(Collected data)
** begin **

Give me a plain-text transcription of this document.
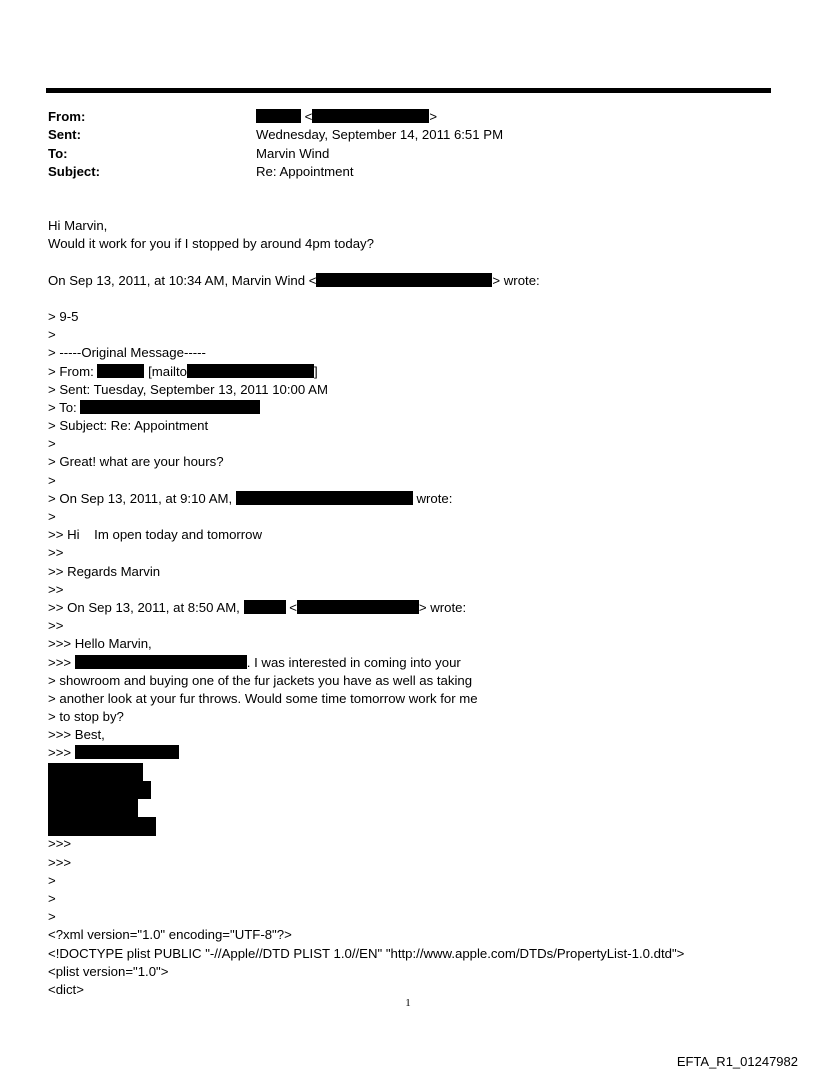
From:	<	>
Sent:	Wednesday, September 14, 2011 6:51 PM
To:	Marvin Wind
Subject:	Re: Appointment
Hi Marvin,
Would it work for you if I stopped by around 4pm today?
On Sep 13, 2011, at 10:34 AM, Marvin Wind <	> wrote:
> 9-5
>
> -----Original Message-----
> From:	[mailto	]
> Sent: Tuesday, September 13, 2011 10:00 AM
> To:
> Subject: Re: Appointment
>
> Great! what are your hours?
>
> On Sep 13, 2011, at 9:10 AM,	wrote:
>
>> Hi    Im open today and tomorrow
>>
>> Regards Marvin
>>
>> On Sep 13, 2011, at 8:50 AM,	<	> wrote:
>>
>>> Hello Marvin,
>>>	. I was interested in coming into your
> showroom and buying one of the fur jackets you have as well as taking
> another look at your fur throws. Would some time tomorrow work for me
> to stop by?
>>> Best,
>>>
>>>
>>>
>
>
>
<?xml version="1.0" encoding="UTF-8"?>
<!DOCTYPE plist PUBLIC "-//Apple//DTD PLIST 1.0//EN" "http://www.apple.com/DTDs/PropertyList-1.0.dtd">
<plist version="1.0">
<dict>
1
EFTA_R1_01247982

** end **

**WHAT IS ASKED**: Which lines contain the word "your"? Copy each of them.

**RESPONSE**:
> Great! what are your hours?
>>>	. I was interested in coming into your
> another look at your fur throws. Would some time tomorrow work for me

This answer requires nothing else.